WORK TO DO:
Copy all the entries word for word, but omit the pictures.

Structured figure records:
#####

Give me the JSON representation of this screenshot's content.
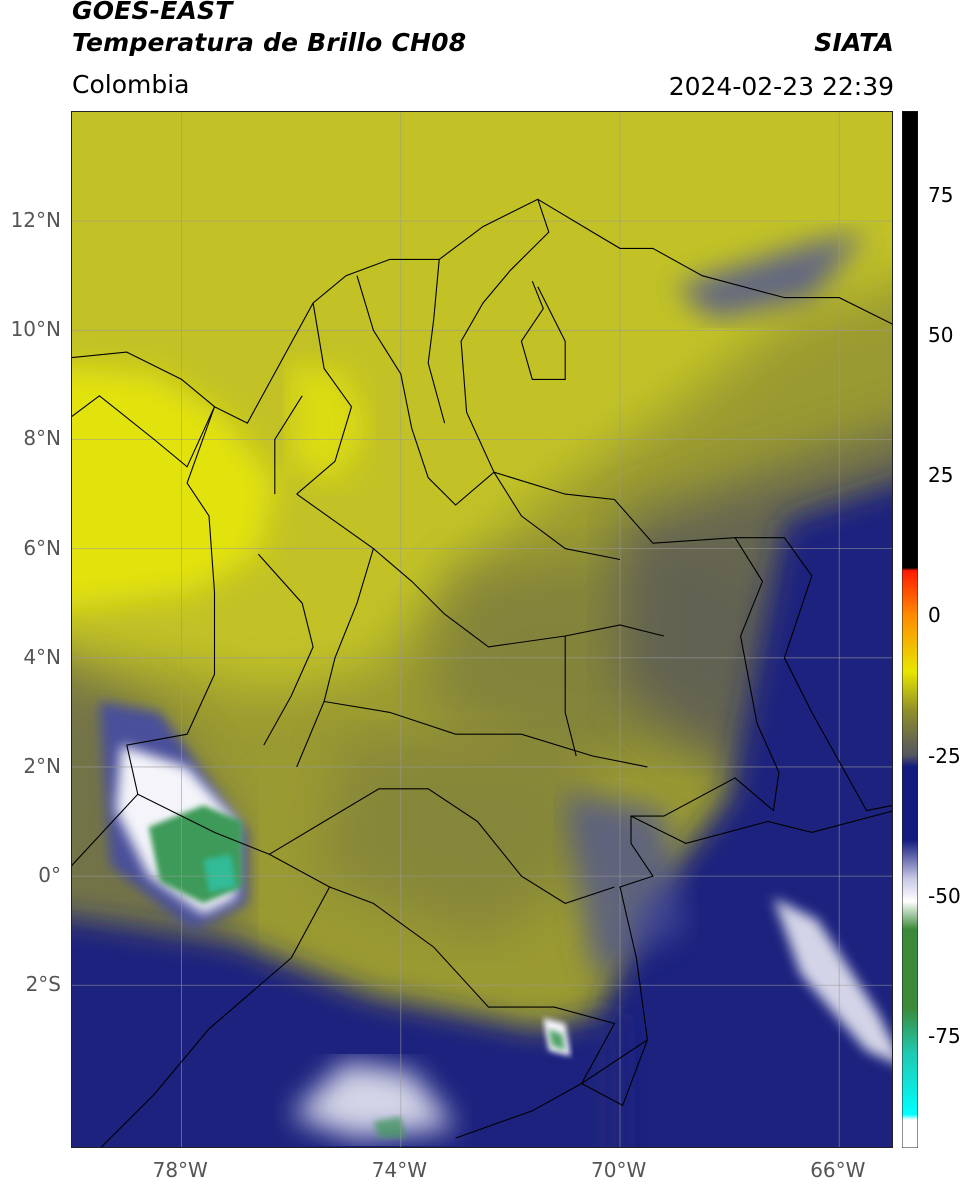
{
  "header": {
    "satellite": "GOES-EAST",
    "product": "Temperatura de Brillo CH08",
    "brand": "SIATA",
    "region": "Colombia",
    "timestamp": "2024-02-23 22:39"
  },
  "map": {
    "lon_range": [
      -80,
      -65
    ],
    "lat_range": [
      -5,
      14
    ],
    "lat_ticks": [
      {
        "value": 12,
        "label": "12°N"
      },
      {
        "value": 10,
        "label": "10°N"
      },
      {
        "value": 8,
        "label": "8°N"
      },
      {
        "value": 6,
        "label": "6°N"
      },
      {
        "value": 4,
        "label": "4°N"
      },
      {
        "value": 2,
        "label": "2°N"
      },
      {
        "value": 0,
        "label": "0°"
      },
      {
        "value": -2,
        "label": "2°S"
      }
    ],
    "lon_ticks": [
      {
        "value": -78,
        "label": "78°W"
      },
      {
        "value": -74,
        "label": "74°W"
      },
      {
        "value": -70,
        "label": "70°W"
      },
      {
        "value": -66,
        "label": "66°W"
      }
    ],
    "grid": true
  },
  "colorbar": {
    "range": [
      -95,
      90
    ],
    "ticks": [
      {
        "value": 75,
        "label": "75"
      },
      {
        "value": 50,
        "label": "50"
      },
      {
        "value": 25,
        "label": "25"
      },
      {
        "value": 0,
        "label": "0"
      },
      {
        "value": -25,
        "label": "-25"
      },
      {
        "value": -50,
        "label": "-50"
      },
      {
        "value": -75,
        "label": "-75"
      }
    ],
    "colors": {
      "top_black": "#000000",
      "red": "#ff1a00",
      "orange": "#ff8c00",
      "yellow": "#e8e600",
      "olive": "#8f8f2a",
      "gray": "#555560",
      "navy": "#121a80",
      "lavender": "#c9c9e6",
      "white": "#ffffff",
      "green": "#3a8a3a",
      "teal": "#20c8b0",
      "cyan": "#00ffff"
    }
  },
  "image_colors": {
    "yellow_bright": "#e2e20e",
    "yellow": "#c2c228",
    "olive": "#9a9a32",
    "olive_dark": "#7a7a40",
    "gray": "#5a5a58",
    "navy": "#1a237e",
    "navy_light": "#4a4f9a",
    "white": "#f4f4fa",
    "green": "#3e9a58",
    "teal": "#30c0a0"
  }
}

#####

CORRECT OUTPUT:
Give me the JSON representation of this screenshot's content.
{
  "header": {
    "satellite": "GOES-EAST",
    "product": "Temperatura de Brillo CH08",
    "brand": "SIATA",
    "region": "Colombia",
    "timestamp": "2024-02-23 22:39"
  },
  "map": {
    "lon_range": [
      -80,
      -65
    ],
    "lat_range": [
      -5,
      14
    ],
    "lat_ticks": [
      {
        "value": 12,
        "label": "12°N"
      },
      {
        "value": 10,
        "label": "10°N"
      },
      {
        "value": 8,
        "label": "8°N"
      },
      {
        "value": 6,
        "label": "6°N"
      },
      {
        "value": 4,
        "label": "4°N"
      },
      {
        "value": 2,
        "label": "2°N"
      },
      {
        "value": 0,
        "label": "0°"
      },
      {
        "value": -2,
        "label": "2°S"
      }
    ],
    "lon_ticks": [
      {
        "value": -78,
        "label": "78°W"
      },
      {
        "value": -74,
        "label": "74°W"
      },
      {
        "value": -70,
        "label": "70°W"
      },
      {
        "value": -66,
        "label": "66°W"
      }
    ],
    "grid": true
  },
  "colorbar": {
    "range": [
      -95,
      90
    ],
    "ticks": [
      {
        "value": 75,
        "label": "75"
      },
      {
        "value": 50,
        "label": "50"
      },
      {
        "value": 25,
        "label": "25"
      },
      {
        "value": 0,
        "label": "0"
      },
      {
        "value": -25,
        "label": "-25"
      },
      {
        "value": -50,
        "label": "-50"
      },
      {
        "value": -75,
        "label": "-75"
      }
    ],
    "colors": {
      "top_black": "#000000",
      "red": "#ff1a00",
      "orange": "#ff8c00",
      "yellow": "#e8e600",
      "olive": "#8f8f2a",
      "gray": "#555560",
      "navy": "#121a80",
      "lavender": "#c9c9e6",
      "white": "#ffffff",
      "green": "#3a8a3a",
      "teal": "#20c8b0",
      "cyan": "#00ffff"
    }
  },
  "image_colors": {
    "yellow_bright": "#e2e20e",
    "yellow": "#c2c228",
    "olive": "#9a9a32",
    "olive_dark": "#7a7a40",
    "gray": "#5a5a58",
    "navy": "#1a237e",
    "navy_light": "#4a4f9a",
    "white": "#f4f4fa",
    "green": "#3e9a58",
    "teal": "#30c0a0"
  }
}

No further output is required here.